## Provided information:
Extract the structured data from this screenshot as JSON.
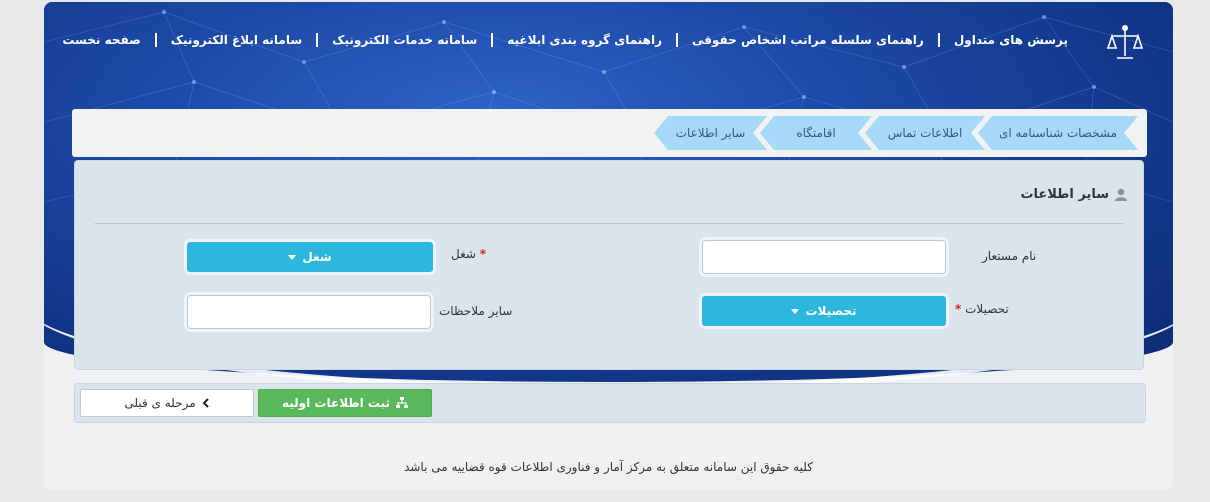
{
  "nav": {
    "items": [
      "صفحه نخست",
      "سامانه ابلاغ الکترونیک",
      "سامانه خدمات الکترونیک",
      "راهنمای گروه بندی ابلاغیه",
      "راهنمای سلسله مراتب اشخاص حقوقی",
      "پرسش های متداول"
    ],
    "logo_icon": "scales-of-justice-icon"
  },
  "steps": [
    "مشخصات شناسنامه ای",
    "اطلاعات تماس",
    "اقامتگاه",
    "سایر اطلاعات"
  ],
  "panel": {
    "title": "سایر اطلاعات",
    "title_icon": "user-icon",
    "fields": {
      "alias_label": "نام مستعار",
      "alias_value": "",
      "job_label": "شغل",
      "job_value": "شغل",
      "education_label": "تحصیلات",
      "education_value": "تحصیلات",
      "notes_label": "سایر ملاحظات",
      "notes_value": "",
      "required_mark": "*"
    }
  },
  "buttons": {
    "submit_label": "ثبت اطلاعات اولیه",
    "submit_icon": "sitemap-icon",
    "prev_label": "مرحله ی قبلی",
    "prev_icon": "chevron-left-icon"
  },
  "footer": {
    "text": "کلیه حقوق این سامانه متعلق به مرکز آمار و فناوری اطلاعات قوه قضاییه می باشد"
  },
  "colors": {
    "hero": "#1d4aa8",
    "step_tab": "#a6d8f8",
    "select": "#2eb7dd",
    "submit": "#5cb85c",
    "panel": "#d9e4ec"
  }
}
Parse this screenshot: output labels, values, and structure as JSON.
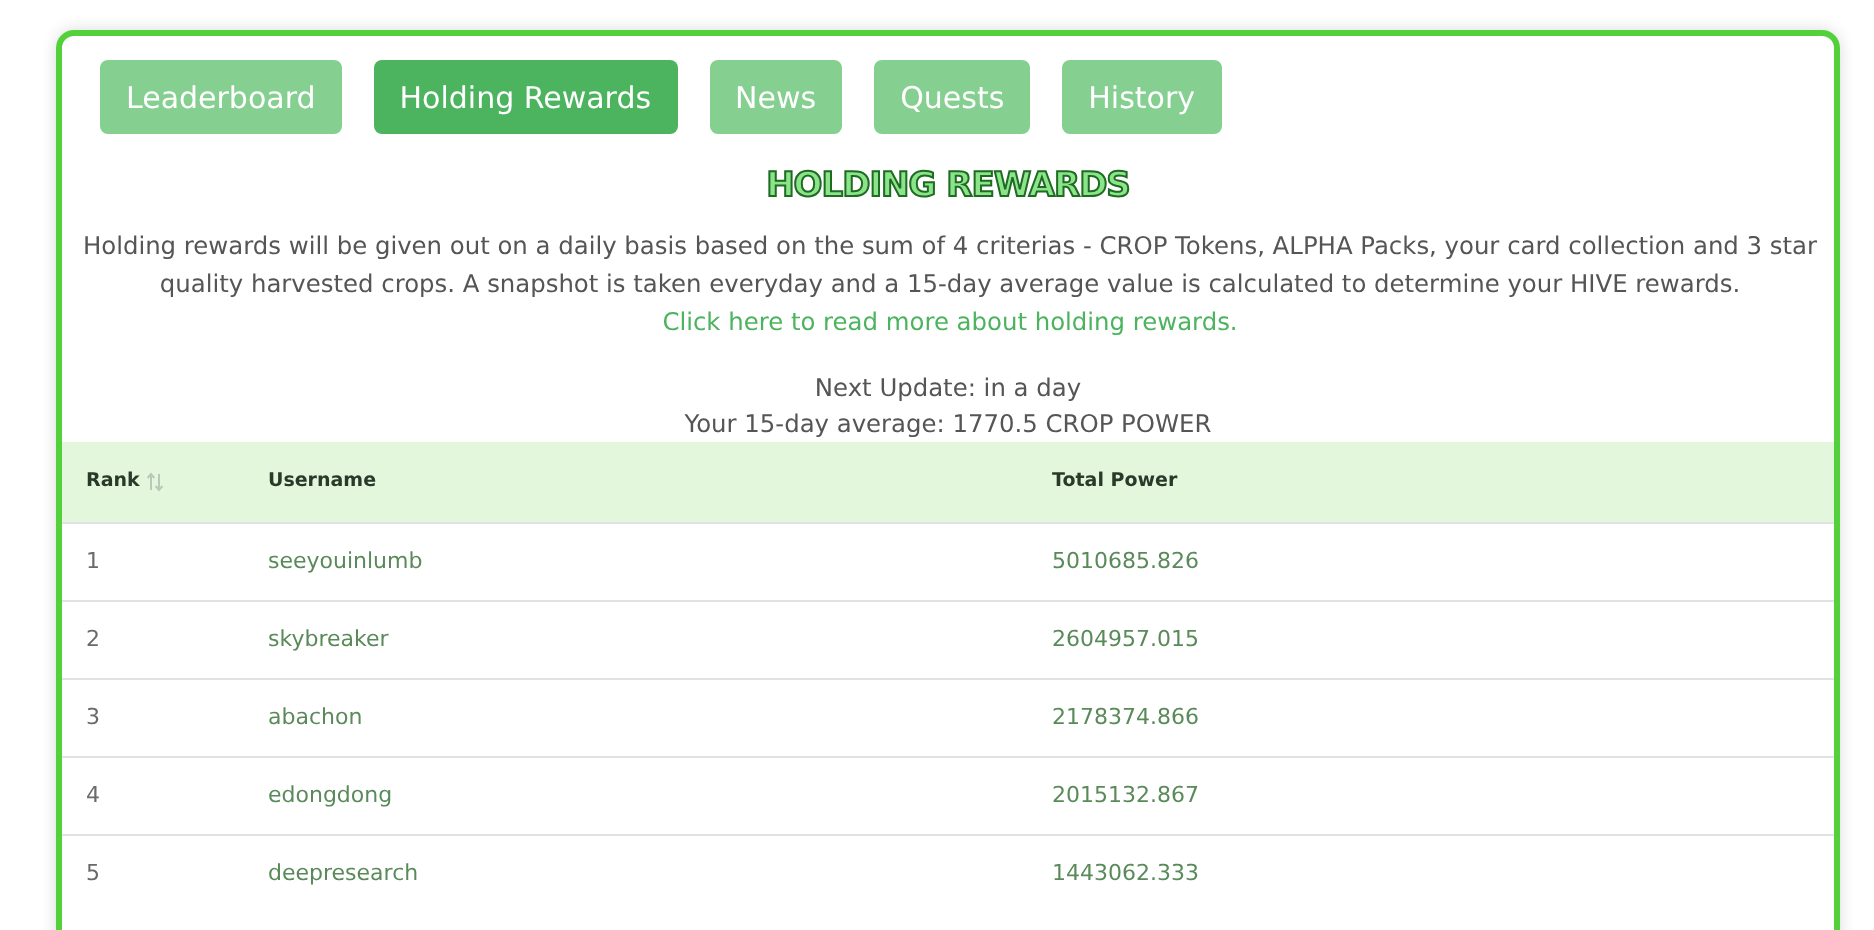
{
  "tabs": [
    {
      "label": "Leaderboard",
      "selected": false
    },
    {
      "label": "Holding Rewards",
      "selected": true
    },
    {
      "label": "News",
      "selected": false
    },
    {
      "label": "Quests",
      "selected": false
    },
    {
      "label": "History",
      "selected": false
    }
  ],
  "title": "HOLDING REWARDS",
  "description": "Holding rewards will be given out on a daily basis based on the sum of 4 criterias - CROP Tokens, ALPHA Packs, your card collection and 3 star quality harvested crops. A snapshot is taken everyday and a 15-day average value is calculated to determine your HIVE rewards.",
  "description_link": "Click here to read more about holding rewards.",
  "next_update": "Next Update: in a day",
  "average": "Your 15-day average: 1770.5 CROP POWER",
  "table": {
    "columns": [
      "Rank",
      "Username",
      "Total Power"
    ],
    "rows": [
      [
        "1",
        "seeyouinlumb",
        "5010685.826"
      ],
      [
        "2",
        "skybreaker",
        "2604957.015"
      ],
      [
        "3",
        "abachon",
        "2178374.866"
      ],
      [
        "4",
        "edongdong",
        "2015132.867"
      ],
      [
        "5",
        "deepresearch",
        "1443062.333"
      ]
    ]
  }
}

## Instructions to follow:
Restate each entry word for word, please, but drop any images it holds.

## Task solution:
Extract the structured data from this screenshot as JSON.
{
  "nav": {
    "items": [
      "صفحه نخست",
      "سامانه ابلاغ الکترونیک",
      "سامانه خدمات الکترونیک",
      "راهنمای گروه بندی ابلاغیه",
      "راهنمای سلسله مراتب اشخاص حقوقی",
      "پرسش های متداول"
    ],
    "logo_icon": "scales-of-justice-icon"
  },
  "steps": [
    "مشخصات شناسنامه ای",
    "اطلاعات تماس",
    "اقامتگاه",
    "سایر اطلاعات"
  ],
  "panel": {
    "title": "سایر اطلاعات",
    "title_icon": "user-icon",
    "fields": {
      "alias_label": "نام مستعار",
      "alias_value": "",
      "job_label": "شغل",
      "job_value": "شغل",
      "education_label": "تحصیلات",
      "education_value": "تحصیلات",
      "notes_label": "سایر ملاحظات",
      "notes_value": "",
      "required_mark": "*"
    }
  },
  "buttons": {
    "submit_label": "ثبت اطلاعات اولیه",
    "submit_icon": "sitemap-icon",
    "prev_label": "مرحله ی قبلی",
    "prev_icon": "chevron-left-icon"
  },
  "footer": {
    "text": "کلیه حقوق این سامانه متعلق به مرکز آمار و فناوری اطلاعات قوه قضاییه می باشد"
  },
  "colors": {
    "hero": "#1d4aa8",
    "step_tab": "#a6d8f8",
    "select": "#2eb7dd",
    "submit": "#5cb85c",
    "panel": "#d9e4ec"
  }
}
Parse this screenshot: output labels, values, and structure as JSON.
{
  "tabs": [
    {
      "label": "Leaderboard",
      "selected": false
    },
    {
      "label": "Holding Rewards",
      "selected": true
    },
    {
      "label": "News",
      "selected": false
    },
    {
      "label": "Quests",
      "selected": false
    },
    {
      "label": "History",
      "selected": false
    }
  ],
  "title": "HOLDING REWARDS",
  "description": "Holding rewards will be given out on a daily basis based on the sum of 4 criterias - CROP Tokens, ALPHA Packs, your card collection and 3 star quality harvested crops. A snapshot is taken everyday and a 15-day average value is calculated to determine your HIVE rewards.",
  "description_link": "Click here to read more about holding rewards.",
  "next_update": "Next Update: in a day",
  "average": "Your 15-day average: 1770.5 CROP POWER",
  "table": {
    "columns": [
      "Rank",
      "Username",
      "Total Power"
    ],
    "rows": [
      [
        "1",
        "seeyouinlumb",
        "5010685.826"
      ],
      [
        "2",
        "skybreaker",
        "2604957.015"
      ],
      [
        "3",
        "abachon",
        "2178374.866"
      ],
      [
        "4",
        "edongdong",
        "2015132.867"
      ],
      [
        "5",
        "deepresearch",
        "1443062.333"
      ]
    ]
  }
}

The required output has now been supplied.